Search the material for the word "Identify" and copy each line that holds it.

Start Provided records

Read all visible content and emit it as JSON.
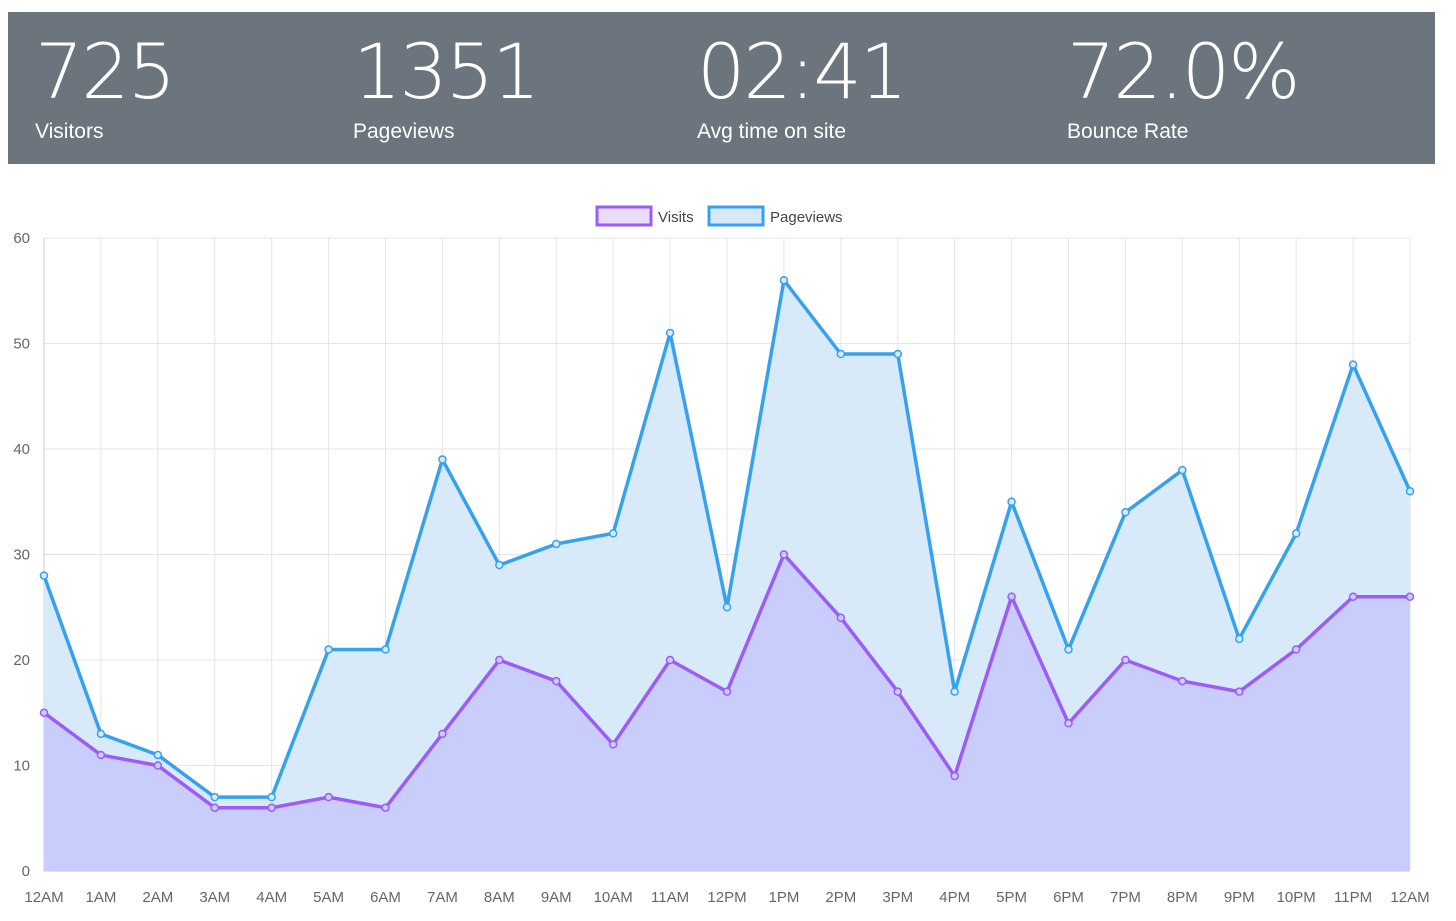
{
  "stats": [
    {
      "value": "725",
      "label": "Visitors"
    },
    {
      "value": "1351",
      "label": "Pageviews"
    },
    {
      "value": "02:41",
      "label": "Avg time on site"
    },
    {
      "value": "72.0%",
      "label": "Bounce Rate"
    }
  ],
  "colors": {
    "stats_bar_bg": "#6c757d",
    "visits_line": "#9d5cf5",
    "visits_fill": "#c9cdfb",
    "pageviews_line": "#36a2eb",
    "pageviews_fill": "#d8e9f9",
    "grid": "#e5e5e5",
    "tick_text": "#666666"
  },
  "chart_data": {
    "type": "area",
    "title": "",
    "xlabel": "",
    "ylabel": "",
    "legend_position": "top",
    "grid": true,
    "ylim": [
      0,
      60
    ],
    "yticks": [
      0,
      10,
      20,
      30,
      40,
      50,
      60
    ],
    "categories": [
      "12AM",
      "1AM",
      "2AM",
      "3AM",
      "4AM",
      "5AM",
      "6AM",
      "7AM",
      "8AM",
      "9AM",
      "10AM",
      "11AM",
      "12PM",
      "1PM",
      "2PM",
      "3PM",
      "4PM",
      "5PM",
      "6PM",
      "7PM",
      "8PM",
      "9PM",
      "10PM",
      "11PM",
      "12AM"
    ],
    "series": [
      {
        "name": "Visits",
        "values": [
          15,
          11,
          10,
          6,
          6,
          7,
          6,
          13,
          20,
          18,
          12,
          20,
          17,
          30,
          24,
          17,
          9,
          26,
          14,
          20,
          18,
          17,
          21,
          26,
          26
        ]
      },
      {
        "name": "Pageviews",
        "values": [
          28,
          13,
          11,
          7,
          7,
          21,
          21,
          39,
          29,
          31,
          32,
          51,
          25,
          56,
          49,
          49,
          17,
          35,
          21,
          34,
          38,
          22,
          32,
          48,
          36
        ]
      }
    ]
  }
}
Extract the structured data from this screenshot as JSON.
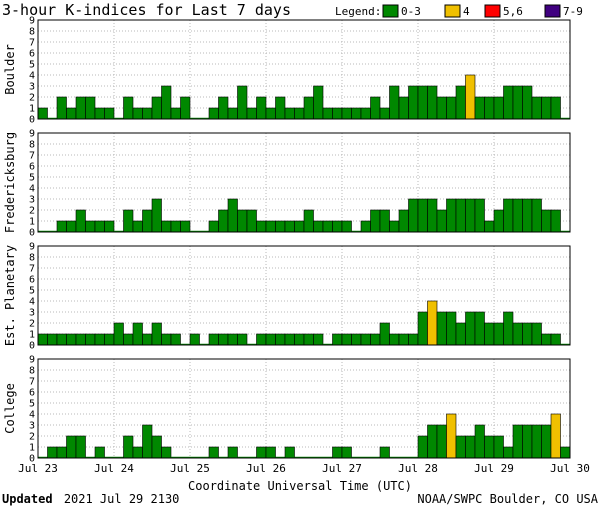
{
  "chart_data": {
    "type": "bar",
    "title": "3-hour K-indices for Last 7 days",
    "legend": {
      "label": "Legend:",
      "position": "top-right",
      "entries": [
        {
          "name": "0-3",
          "color": "#008800"
        },
        {
          "name": "4",
          "color": "#f0c000"
        },
        {
          "name": "5,6",
          "color": "#ff0000"
        },
        {
          "name": "7-9",
          "color": "#400080"
        }
      ]
    },
    "xlabel": "Coordinate Universal Time (UTC)",
    "x_ticks": [
      "Jul 23",
      "Jul 24",
      "Jul 25",
      "Jul 26",
      "Jul 27",
      "Jul 28",
      "Jul 29",
      "Jul 30"
    ],
    "y_ticks": [
      "0",
      "1",
      "2",
      "3",
      "4",
      "5",
      "6",
      "7",
      "8",
      "9"
    ],
    "ylim": [
      0,
      9
    ],
    "grid": true,
    "series": [
      {
        "name": "Boulder",
        "values": [
          1,
          0,
          2,
          1,
          2,
          2,
          1,
          1,
          0,
          2,
          1,
          1,
          2,
          3,
          1,
          2,
          0,
          0,
          1,
          2,
          1,
          3,
          1,
          2,
          1,
          2,
          1,
          1,
          2,
          3,
          1,
          1,
          1,
          1,
          1,
          2,
          1,
          3,
          2,
          3,
          3,
          3,
          2,
          2,
          3,
          4,
          2,
          2,
          2,
          3,
          3,
          3,
          2,
          2,
          2,
          0
        ]
      },
      {
        "name": "Fredericksburg",
        "values": [
          0,
          0,
          1,
          1,
          2,
          1,
          1,
          1,
          0,
          2,
          1,
          2,
          3,
          1,
          1,
          1,
          0,
          0,
          1,
          2,
          3,
          2,
          2,
          1,
          1,
          1,
          1,
          1,
          2,
          1,
          1,
          1,
          1,
          0,
          1,
          2,
          2,
          1,
          2,
          3,
          3,
          3,
          2,
          3,
          3,
          3,
          3,
          1,
          2,
          3,
          3,
          3,
          3,
          2,
          2,
          0
        ]
      },
      {
        "name": "Est. Planetary",
        "values": [
          1,
          1,
          1,
          1,
          1,
          1,
          1,
          1,
          2,
          1,
          2,
          1,
          2,
          1,
          1,
          0,
          1,
          0,
          1,
          1,
          1,
          1,
          0,
          1,
          1,
          1,
          1,
          1,
          1,
          1,
          0,
          1,
          1,
          1,
          1,
          1,
          2,
          1,
          1,
          1,
          3,
          4,
          3,
          3,
          2,
          3,
          3,
          2,
          2,
          3,
          2,
          2,
          2,
          1,
          1,
          0
        ]
      },
      {
        "name": "College",
        "values": [
          0,
          1,
          1,
          2,
          2,
          0,
          1,
          0,
          0,
          2,
          1,
          3,
          2,
          1,
          0,
          0,
          0,
          0,
          1,
          0,
          1,
          0,
          0,
          1,
          1,
          0,
          1,
          0,
          0,
          0,
          0,
          1,
          1,
          0,
          0,
          0,
          1,
          0,
          0,
          0,
          2,
          3,
          3,
          4,
          2,
          2,
          3,
          2,
          2,
          1,
          3,
          3,
          3,
          3,
          4,
          1
        ]
      }
    ]
  },
  "footer": {
    "updated_label": "Updated",
    "updated_value": "2021 Jul 29 2130",
    "source": "NOAA/SWPC Boulder, CO USA"
  }
}
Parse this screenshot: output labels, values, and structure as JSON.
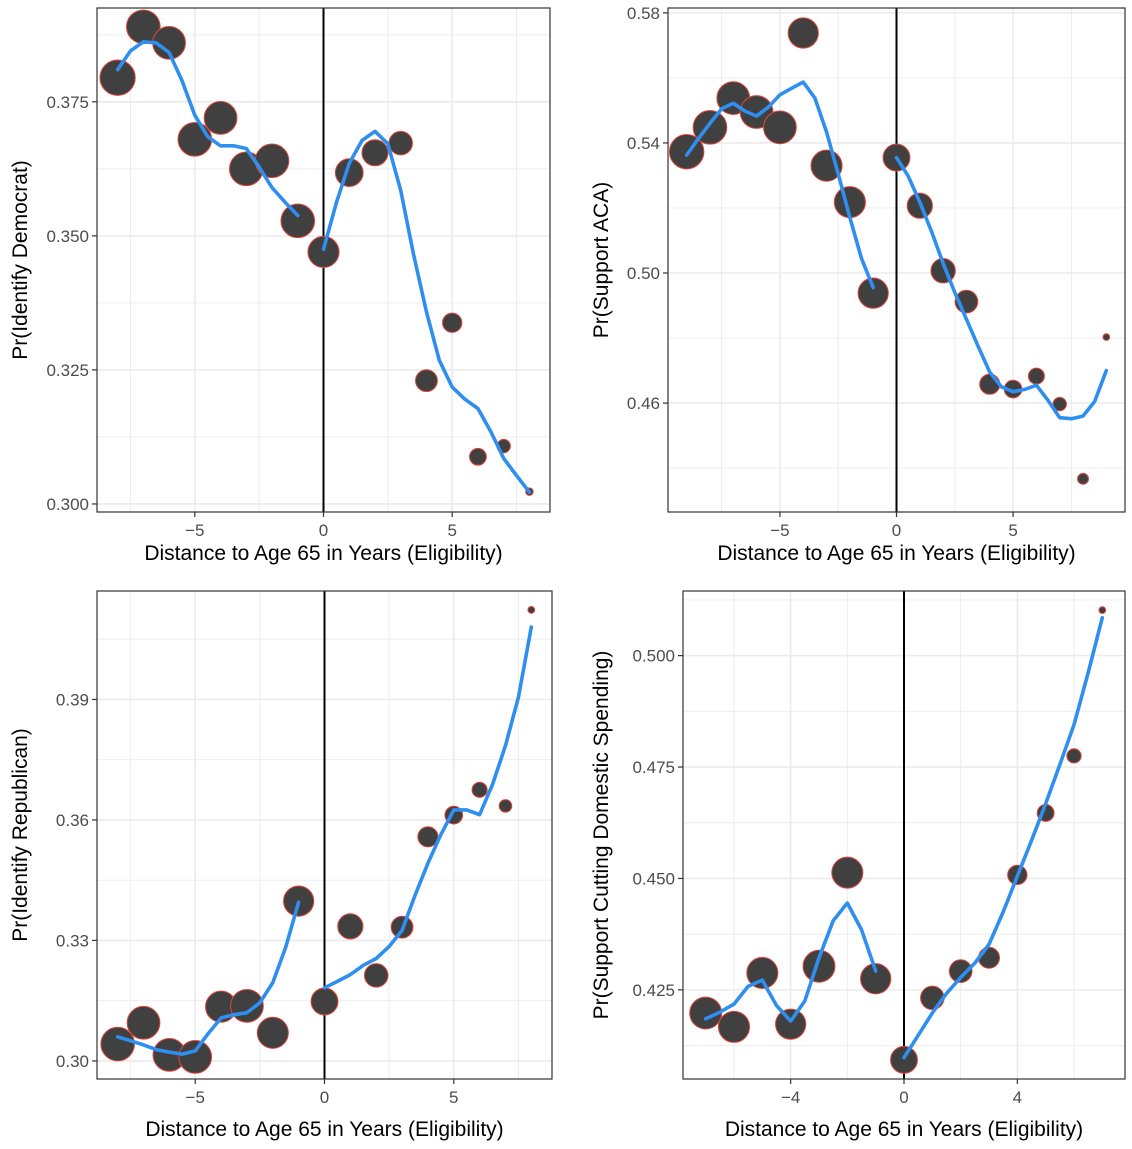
{
  "colors": {
    "point_fill": "#404040",
    "point_stroke": "#e0453a",
    "smooth_line": "#2f8ff0",
    "grid": "#ebebeb",
    "panel_border": "#333333",
    "cutoff_line": "#000000"
  },
  "chart_data": [
    {
      "type": "scatter",
      "ylabel": "Pr(Identify Democrat)",
      "xlabel": "Distance to Age 65 in Years (Eligibility)",
      "xlim": [
        -8.8,
        8.8
      ],
      "ylim": [
        0.2985,
        0.3925
      ],
      "x_ticks": [
        -5,
        0,
        5
      ],
      "x_tick_labels": [
        "−5",
        "0",
        "5"
      ],
      "y_ticks": [
        0.3,
        0.325,
        0.35,
        0.375
      ],
      "y_tick_labels": [
        "0.300",
        "0.325",
        "0.350",
        "0.375"
      ],
      "cutoff": 0,
      "points": [
        {
          "x": -8,
          "y": 0.3795,
          "size": 4.2
        },
        {
          "x": -7,
          "y": 0.389,
          "size": 4.0
        },
        {
          "x": -6,
          "y": 0.386,
          "size": 3.9
        },
        {
          "x": -5,
          "y": 0.368,
          "size": 4.0
        },
        {
          "x": -4,
          "y": 0.372,
          "size": 3.9
        },
        {
          "x": -3,
          "y": 0.3625,
          "size": 4.0
        },
        {
          "x": -2,
          "y": 0.364,
          "size": 4.0
        },
        {
          "x": -1,
          "y": 0.3528,
          "size": 4.0
        },
        {
          "x": 0,
          "y": 0.347,
          "size": 3.7
        },
        {
          "x": 1,
          "y": 0.3618,
          "size": 3.3
        },
        {
          "x": 2,
          "y": 0.3655,
          "size": 3.1
        },
        {
          "x": 3,
          "y": 0.3673,
          "size": 2.8
        },
        {
          "x": 4,
          "y": 0.323,
          "size": 2.6
        },
        {
          "x": 5,
          "y": 0.3338,
          "size": 2.3
        },
        {
          "x": 6,
          "y": 0.3088,
          "size": 2.0
        },
        {
          "x": 7,
          "y": 0.3108,
          "size": 1.6
        },
        {
          "x": 8,
          "y": 0.3023,
          "size": 0.9
        }
      ],
      "smooth_left": [
        [
          -8,
          0.381
        ],
        [
          -7.5,
          0.3845
        ],
        [
          -7,
          0.3862
        ],
        [
          -6.5,
          0.386
        ],
        [
          -6,
          0.3842
        ],
        [
          -5.5,
          0.379
        ],
        [
          -5,
          0.3725
        ],
        [
          -4.5,
          0.3685
        ],
        [
          -4,
          0.3668
        ],
        [
          -3.5,
          0.3668
        ],
        [
          -3,
          0.3663
        ],
        [
          -2.5,
          0.3628
        ],
        [
          -2,
          0.359
        ],
        [
          -1.5,
          0.3563
        ],
        [
          -1,
          0.3538
        ]
      ],
      "smooth_right": [
        [
          0,
          0.3475
        ],
        [
          0.5,
          0.3562
        ],
        [
          1,
          0.3635
        ],
        [
          1.5,
          0.3678
        ],
        [
          2,
          0.3695
        ],
        [
          2.5,
          0.3672
        ],
        [
          3,
          0.3585
        ],
        [
          3.5,
          0.3465
        ],
        [
          4,
          0.3358
        ],
        [
          4.5,
          0.3268
        ],
        [
          5,
          0.3218
        ],
        [
          5.5,
          0.3195
        ],
        [
          6,
          0.3178
        ],
        [
          6.5,
          0.3135
        ],
        [
          7,
          0.3085
        ],
        [
          7.5,
          0.3053
        ],
        [
          8,
          0.3022
        ]
      ]
    },
    {
      "type": "scatter",
      "ylabel": "Pr(Support ACA)",
      "xlabel": "Distance to Age 65 in Years (Eligibility)",
      "xlim": [
        -9.8,
        9.8
      ],
      "ylim": [
        0.4265,
        0.5815
      ],
      "x_ticks": [
        -5,
        0,
        5
      ],
      "x_tick_labels": [
        "−5",
        "0",
        "5"
      ],
      "y_ticks": [
        0.46,
        0.5,
        0.54,
        0.58
      ],
      "y_tick_labels": [
        "0.46",
        "0.50",
        "0.54",
        "0.58"
      ],
      "cutoff": 0,
      "points": [
        {
          "x": -9,
          "y": 0.5373,
          "size": 4.1
        },
        {
          "x": -8,
          "y": 0.5448,
          "size": 4.0
        },
        {
          "x": -7,
          "y": 0.5538,
          "size": 3.9
        },
        {
          "x": -6,
          "y": 0.5495,
          "size": 3.9
        },
        {
          "x": -5,
          "y": 0.5448,
          "size": 3.9
        },
        {
          "x": -4,
          "y": 0.5738,
          "size": 3.6
        },
        {
          "x": -3,
          "y": 0.533,
          "size": 3.7
        },
        {
          "x": -2,
          "y": 0.5218,
          "size": 3.7
        },
        {
          "x": -1,
          "y": 0.4938,
          "size": 3.6
        },
        {
          "x": 0,
          "y": 0.5355,
          "size": 3.2
        },
        {
          "x": 1,
          "y": 0.5207,
          "size": 3.0
        },
        {
          "x": 2,
          "y": 0.5007,
          "size": 2.9
        },
        {
          "x": 3,
          "y": 0.4912,
          "size": 2.7
        },
        {
          "x": 4,
          "y": 0.4658,
          "size": 2.4
        },
        {
          "x": 5,
          "y": 0.4643,
          "size": 2.1
        },
        {
          "x": 6,
          "y": 0.4683,
          "size": 1.9
        },
        {
          "x": 7,
          "y": 0.4597,
          "size": 1.6
        },
        {
          "x": 8,
          "y": 0.4367,
          "size": 1.3
        },
        {
          "x": 9,
          "y": 0.4803,
          "size": 0.8
        }
      ],
      "smooth_left": [
        [
          -9,
          0.5363
        ],
        [
          -8.5,
          0.5413
        ],
        [
          -8,
          0.546
        ],
        [
          -7.5,
          0.5505
        ],
        [
          -7,
          0.5522
        ],
        [
          -6.5,
          0.5498
        ],
        [
          -6,
          0.5483
        ],
        [
          -5.5,
          0.551
        ],
        [
          -5,
          0.5548
        ],
        [
          -4.5,
          0.5568
        ],
        [
          -4,
          0.5587
        ],
        [
          -3.5,
          0.5538
        ],
        [
          -3,
          0.5433
        ],
        [
          -2.5,
          0.5305
        ],
        [
          -2,
          0.517
        ],
        [
          -1.5,
          0.5045
        ],
        [
          -1,
          0.4955
        ]
      ],
      "smooth_right": [
        [
          0,
          0.5355
        ],
        [
          0.5,
          0.5298
        ],
        [
          1,
          0.5218
        ],
        [
          1.5,
          0.5128
        ],
        [
          2,
          0.503
        ],
        [
          2.5,
          0.494
        ],
        [
          3,
          0.4858
        ],
        [
          3.5,
          0.4775
        ],
        [
          4,
          0.4695
        ],
        [
          4.5,
          0.465
        ],
        [
          5,
          0.4635
        ],
        [
          5.5,
          0.4642
        ],
        [
          6,
          0.4655
        ],
        [
          6.5,
          0.4608
        ],
        [
          7,
          0.4555
        ],
        [
          7.5,
          0.4552
        ],
        [
          8,
          0.456
        ],
        [
          8.5,
          0.4605
        ],
        [
          9,
          0.47
        ]
      ]
    },
    {
      "type": "scatter",
      "ylabel": "Pr(Identify Republican)",
      "xlabel": "Distance to Age 65 in Years (Eligibility)",
      "xlim": [
        -8.8,
        8.8
      ],
      "ylim": [
        0.2955,
        0.417
      ],
      "x_ticks": [
        -5,
        0,
        5
      ],
      "x_tick_labels": [
        "−5",
        "0",
        "5"
      ],
      "y_ticks": [
        0.3,
        0.33,
        0.36,
        0.39
      ],
      "y_tick_labels": [
        "0.30",
        "0.33",
        "0.36",
        "0.39"
      ],
      "cutoff": 0,
      "points": [
        {
          "x": -8,
          "y": 0.3042,
          "size": 4.0
        },
        {
          "x": -7,
          "y": 0.3095,
          "size": 3.9
        },
        {
          "x": -6,
          "y": 0.3015,
          "size": 3.9
        },
        {
          "x": -5,
          "y": 0.301,
          "size": 3.9
        },
        {
          "x": -4,
          "y": 0.3135,
          "size": 3.7
        },
        {
          "x": -3,
          "y": 0.3137,
          "size": 3.9
        },
        {
          "x": -2,
          "y": 0.307,
          "size": 3.7
        },
        {
          "x": -1,
          "y": 0.3398,
          "size": 3.6
        },
        {
          "x": 0,
          "y": 0.3148,
          "size": 3.2
        },
        {
          "x": 1,
          "y": 0.3335,
          "size": 3.0
        },
        {
          "x": 2,
          "y": 0.3213,
          "size": 2.8
        },
        {
          "x": 3,
          "y": 0.3333,
          "size": 2.6
        },
        {
          "x": 4,
          "y": 0.3558,
          "size": 2.4
        },
        {
          "x": 5,
          "y": 0.3612,
          "size": 2.1
        },
        {
          "x": 6,
          "y": 0.3675,
          "size": 1.8
        },
        {
          "x": 7,
          "y": 0.3635,
          "size": 1.5
        },
        {
          "x": 8,
          "y": 0.4123,
          "size": 0.8
        }
      ],
      "smooth_left": [
        [
          -8,
          0.306
        ],
        [
          -7.5,
          0.305
        ],
        [
          -7,
          0.304
        ],
        [
          -6.5,
          0.3028
        ],
        [
          -6,
          0.3022
        ],
        [
          -5.5,
          0.3017
        ],
        [
          -5,
          0.3025
        ],
        [
          -4.5,
          0.3068
        ],
        [
          -4,
          0.3107
        ],
        [
          -3.5,
          0.3115
        ],
        [
          -3,
          0.312
        ],
        [
          -2.5,
          0.3145
        ],
        [
          -2,
          0.3195
        ],
        [
          -1.5,
          0.3283
        ],
        [
          -1,
          0.3395
        ]
      ],
      "smooth_right": [
        [
          0,
          0.3182
        ],
        [
          0.5,
          0.3198
        ],
        [
          1,
          0.3215
        ],
        [
          1.5,
          0.3238
        ],
        [
          2,
          0.3255
        ],
        [
          2.5,
          0.3285
        ],
        [
          3,
          0.3325
        ],
        [
          3.5,
          0.3412
        ],
        [
          4,
          0.3492
        ],
        [
          4.5,
          0.3563
        ],
        [
          5,
          0.3625
        ],
        [
          5.5,
          0.3625
        ],
        [
          6,
          0.3613
        ],
        [
          6.5,
          0.3688
        ],
        [
          7,
          0.3785
        ],
        [
          7.5,
          0.3905
        ],
        [
          8,
          0.408
        ]
      ]
    },
    {
      "type": "scatter",
      "ylabel": "Pr(Support Cutting Domestic Spending)",
      "xlabel": "Distance to Age 65 in Years (Eligibility)",
      "xlim": [
        -7.8,
        7.8
      ],
      "ylim": [
        0.405,
        0.5145
      ],
      "x_ticks": [
        -4,
        0,
        4
      ],
      "x_tick_labels": [
        "−4",
        "0",
        "4"
      ],
      "y_ticks": [
        0.425,
        0.45,
        0.475,
        0.5
      ],
      "y_tick_labels": [
        "0.425",
        "0.450",
        "0.475",
        "0.500"
      ],
      "cutoff": 0,
      "points": [
        {
          "x": -7,
          "y": 0.4198,
          "size": 3.8
        },
        {
          "x": -6,
          "y": 0.4167,
          "size": 3.7
        },
        {
          "x": -5,
          "y": 0.4288,
          "size": 3.7
        },
        {
          "x": -4,
          "y": 0.4173,
          "size": 3.6
        },
        {
          "x": -3,
          "y": 0.4303,
          "size": 3.8
        },
        {
          "x": -2,
          "y": 0.4513,
          "size": 3.7
        },
        {
          "x": -1,
          "y": 0.4275,
          "size": 3.6
        },
        {
          "x": 0,
          "y": 0.4093,
          "size": 3.2
        },
        {
          "x": 1,
          "y": 0.4232,
          "size": 2.8
        },
        {
          "x": 2,
          "y": 0.4292,
          "size": 2.7
        },
        {
          "x": 3,
          "y": 0.4322,
          "size": 2.5
        },
        {
          "x": 4,
          "y": 0.4508,
          "size": 2.3
        },
        {
          "x": 5,
          "y": 0.4647,
          "size": 2.0
        },
        {
          "x": 6,
          "y": 0.4775,
          "size": 1.7
        },
        {
          "x": 7,
          "y": 0.5102,
          "size": 0.8
        }
      ],
      "smooth_left": [
        [
          -7,
          0.4185
        ],
        [
          -6.5,
          0.42
        ],
        [
          -6,
          0.4218
        ],
        [
          -5.5,
          0.4258
        ],
        [
          -5,
          0.4272
        ],
        [
          -4.5,
          0.4215
        ],
        [
          -4,
          0.418
        ],
        [
          -3.5,
          0.4225
        ],
        [
          -3,
          0.4322
        ],
        [
          -2.5,
          0.4405
        ],
        [
          -2,
          0.4445
        ],
        [
          -1.5,
          0.4385
        ],
        [
          -1,
          0.4292
        ]
      ],
      "smooth_right": [
        [
          0,
          0.4098
        ],
        [
          0.5,
          0.4148
        ],
        [
          1,
          0.4198
        ],
        [
          1.5,
          0.4242
        ],
        [
          2,
          0.4278
        ],
        [
          2.5,
          0.431
        ],
        [
          3,
          0.4352
        ],
        [
          3.5,
          0.4425
        ],
        [
          4,
          0.4505
        ],
        [
          4.5,
          0.4585
        ],
        [
          5,
          0.4668
        ],
        [
          5.5,
          0.4755
        ],
        [
          6,
          0.4845
        ],
        [
          6.5,
          0.4962
        ],
        [
          7,
          0.5085
        ]
      ]
    }
  ]
}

End Provided records

◆ Right answer:
      "ylabel": "Pr(Identify Democrat)",
      "ylabel": "Pr(Identify Republican)",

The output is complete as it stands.